» **REQUIREMENT**:
Count the lines in the records below that contain the word "JSON", and give only that number.

» **ROWS**:
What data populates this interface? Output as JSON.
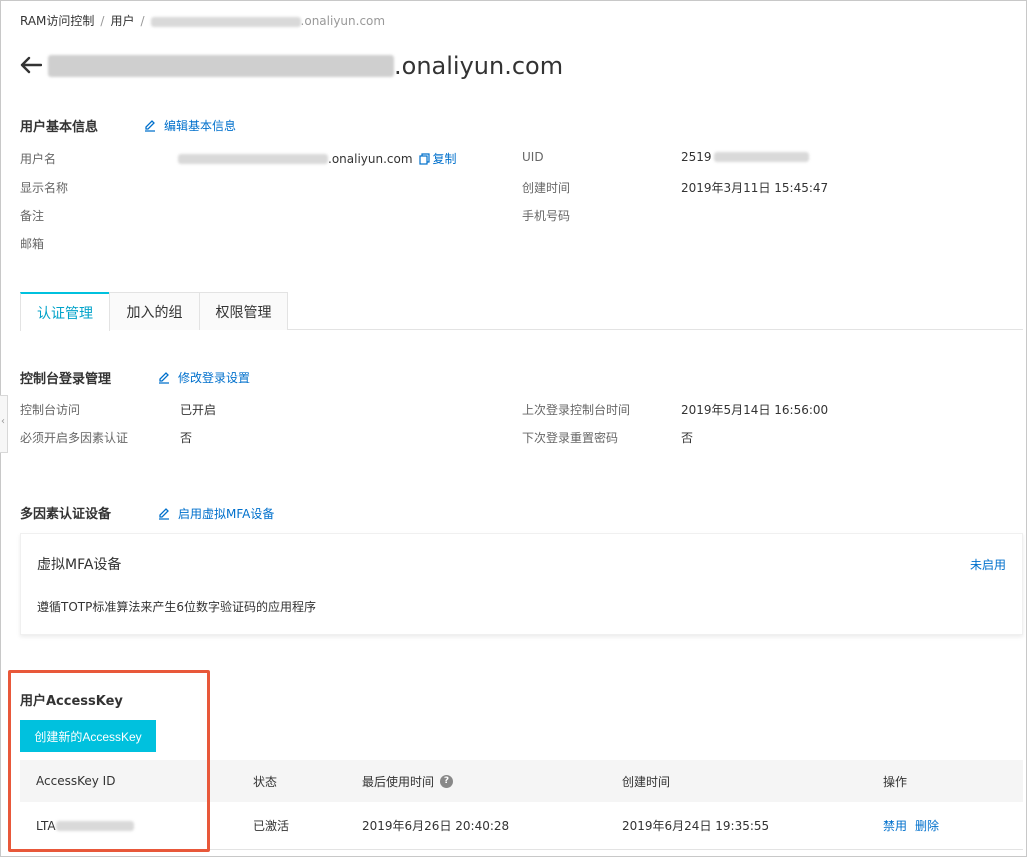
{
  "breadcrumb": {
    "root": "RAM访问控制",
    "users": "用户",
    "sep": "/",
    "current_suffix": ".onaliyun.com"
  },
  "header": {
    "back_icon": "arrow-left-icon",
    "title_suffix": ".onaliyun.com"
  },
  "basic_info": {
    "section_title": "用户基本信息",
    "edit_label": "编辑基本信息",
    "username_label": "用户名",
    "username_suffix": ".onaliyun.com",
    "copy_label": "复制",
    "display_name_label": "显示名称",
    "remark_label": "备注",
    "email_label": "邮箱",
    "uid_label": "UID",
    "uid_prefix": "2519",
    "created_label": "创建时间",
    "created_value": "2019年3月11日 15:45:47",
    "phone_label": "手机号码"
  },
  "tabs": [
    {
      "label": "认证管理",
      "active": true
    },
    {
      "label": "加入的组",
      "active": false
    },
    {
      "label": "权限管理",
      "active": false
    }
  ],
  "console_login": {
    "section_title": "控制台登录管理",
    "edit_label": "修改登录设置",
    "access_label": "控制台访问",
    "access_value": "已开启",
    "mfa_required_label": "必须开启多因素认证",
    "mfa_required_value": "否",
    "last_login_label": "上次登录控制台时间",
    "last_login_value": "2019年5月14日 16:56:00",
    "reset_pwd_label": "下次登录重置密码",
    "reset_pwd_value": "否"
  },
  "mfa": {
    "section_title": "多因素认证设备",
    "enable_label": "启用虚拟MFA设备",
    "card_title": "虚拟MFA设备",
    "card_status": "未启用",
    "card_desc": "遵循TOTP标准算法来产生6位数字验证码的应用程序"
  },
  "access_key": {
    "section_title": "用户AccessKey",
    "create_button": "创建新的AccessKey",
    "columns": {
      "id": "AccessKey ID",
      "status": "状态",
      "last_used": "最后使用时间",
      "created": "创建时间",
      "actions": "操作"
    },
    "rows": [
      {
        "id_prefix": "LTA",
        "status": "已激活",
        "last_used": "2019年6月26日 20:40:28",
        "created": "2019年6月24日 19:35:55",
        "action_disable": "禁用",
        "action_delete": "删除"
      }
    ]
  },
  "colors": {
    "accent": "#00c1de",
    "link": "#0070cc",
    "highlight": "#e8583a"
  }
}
...
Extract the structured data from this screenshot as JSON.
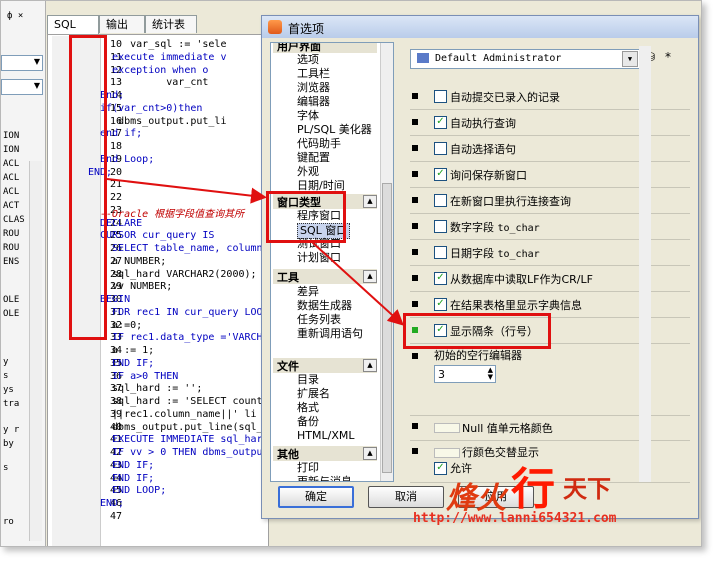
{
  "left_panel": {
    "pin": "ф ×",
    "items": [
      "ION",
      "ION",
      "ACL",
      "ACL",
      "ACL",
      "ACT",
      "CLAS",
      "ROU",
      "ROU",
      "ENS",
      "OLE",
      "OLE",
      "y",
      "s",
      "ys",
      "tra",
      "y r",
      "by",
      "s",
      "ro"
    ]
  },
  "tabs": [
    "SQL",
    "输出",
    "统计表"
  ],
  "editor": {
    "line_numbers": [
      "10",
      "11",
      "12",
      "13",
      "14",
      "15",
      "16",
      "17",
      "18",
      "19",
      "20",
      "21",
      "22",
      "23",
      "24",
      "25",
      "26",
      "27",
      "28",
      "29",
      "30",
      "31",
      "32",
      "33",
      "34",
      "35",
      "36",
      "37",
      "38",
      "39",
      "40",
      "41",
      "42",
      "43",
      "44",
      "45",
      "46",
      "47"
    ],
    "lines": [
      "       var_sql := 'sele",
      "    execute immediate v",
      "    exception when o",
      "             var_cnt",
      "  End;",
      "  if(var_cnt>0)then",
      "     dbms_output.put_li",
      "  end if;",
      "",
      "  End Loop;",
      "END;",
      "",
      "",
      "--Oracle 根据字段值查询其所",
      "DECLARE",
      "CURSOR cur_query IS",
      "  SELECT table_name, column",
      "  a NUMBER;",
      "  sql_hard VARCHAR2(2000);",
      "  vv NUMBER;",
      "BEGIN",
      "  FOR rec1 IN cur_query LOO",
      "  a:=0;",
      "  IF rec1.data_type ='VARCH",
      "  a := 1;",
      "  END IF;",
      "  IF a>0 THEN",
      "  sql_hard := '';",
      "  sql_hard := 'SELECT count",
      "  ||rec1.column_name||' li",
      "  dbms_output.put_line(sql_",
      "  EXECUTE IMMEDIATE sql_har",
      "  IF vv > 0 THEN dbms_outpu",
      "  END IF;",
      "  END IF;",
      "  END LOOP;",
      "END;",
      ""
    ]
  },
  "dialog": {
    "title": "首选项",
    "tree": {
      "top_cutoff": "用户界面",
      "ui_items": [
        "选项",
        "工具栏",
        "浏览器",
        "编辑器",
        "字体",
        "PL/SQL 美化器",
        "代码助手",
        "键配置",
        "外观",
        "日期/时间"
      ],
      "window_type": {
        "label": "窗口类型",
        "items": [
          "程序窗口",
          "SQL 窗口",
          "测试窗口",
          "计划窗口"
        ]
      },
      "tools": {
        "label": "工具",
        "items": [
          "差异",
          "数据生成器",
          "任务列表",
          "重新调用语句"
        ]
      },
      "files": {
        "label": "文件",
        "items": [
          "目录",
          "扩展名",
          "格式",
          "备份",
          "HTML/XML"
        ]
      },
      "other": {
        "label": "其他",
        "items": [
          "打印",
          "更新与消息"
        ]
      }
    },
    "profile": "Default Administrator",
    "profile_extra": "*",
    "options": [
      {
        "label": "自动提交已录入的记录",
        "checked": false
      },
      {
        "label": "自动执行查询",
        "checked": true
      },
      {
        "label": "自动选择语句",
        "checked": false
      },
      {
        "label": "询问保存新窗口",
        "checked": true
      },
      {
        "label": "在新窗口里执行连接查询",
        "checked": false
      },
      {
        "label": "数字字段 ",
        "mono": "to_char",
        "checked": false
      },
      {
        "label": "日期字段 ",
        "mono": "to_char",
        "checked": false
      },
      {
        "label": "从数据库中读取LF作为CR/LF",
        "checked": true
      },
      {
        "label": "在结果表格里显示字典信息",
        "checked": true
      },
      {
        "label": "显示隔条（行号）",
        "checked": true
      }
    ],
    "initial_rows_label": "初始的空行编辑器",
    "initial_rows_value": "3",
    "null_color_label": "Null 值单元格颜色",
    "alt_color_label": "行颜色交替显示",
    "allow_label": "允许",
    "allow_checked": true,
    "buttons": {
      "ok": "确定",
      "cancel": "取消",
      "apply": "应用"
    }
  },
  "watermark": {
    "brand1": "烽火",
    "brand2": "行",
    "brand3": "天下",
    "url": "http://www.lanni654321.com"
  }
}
...
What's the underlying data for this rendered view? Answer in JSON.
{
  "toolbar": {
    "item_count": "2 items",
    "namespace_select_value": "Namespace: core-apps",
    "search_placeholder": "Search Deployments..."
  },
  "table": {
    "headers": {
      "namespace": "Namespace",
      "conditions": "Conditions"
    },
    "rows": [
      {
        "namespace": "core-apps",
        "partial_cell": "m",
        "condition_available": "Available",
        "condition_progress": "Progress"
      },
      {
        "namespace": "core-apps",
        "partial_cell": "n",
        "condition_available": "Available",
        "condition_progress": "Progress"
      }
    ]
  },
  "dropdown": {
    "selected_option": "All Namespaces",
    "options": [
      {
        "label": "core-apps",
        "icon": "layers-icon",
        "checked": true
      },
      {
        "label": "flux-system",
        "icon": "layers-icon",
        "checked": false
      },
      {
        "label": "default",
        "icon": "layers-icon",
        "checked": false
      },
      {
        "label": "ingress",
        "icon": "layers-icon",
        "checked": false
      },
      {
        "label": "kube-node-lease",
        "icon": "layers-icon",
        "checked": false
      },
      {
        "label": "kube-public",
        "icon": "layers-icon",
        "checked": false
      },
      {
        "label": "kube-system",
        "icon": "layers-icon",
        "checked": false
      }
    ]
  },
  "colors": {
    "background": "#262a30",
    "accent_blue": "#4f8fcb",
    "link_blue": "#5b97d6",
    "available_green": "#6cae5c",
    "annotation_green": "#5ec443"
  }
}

» **WRITTEN RESPONSE**:
3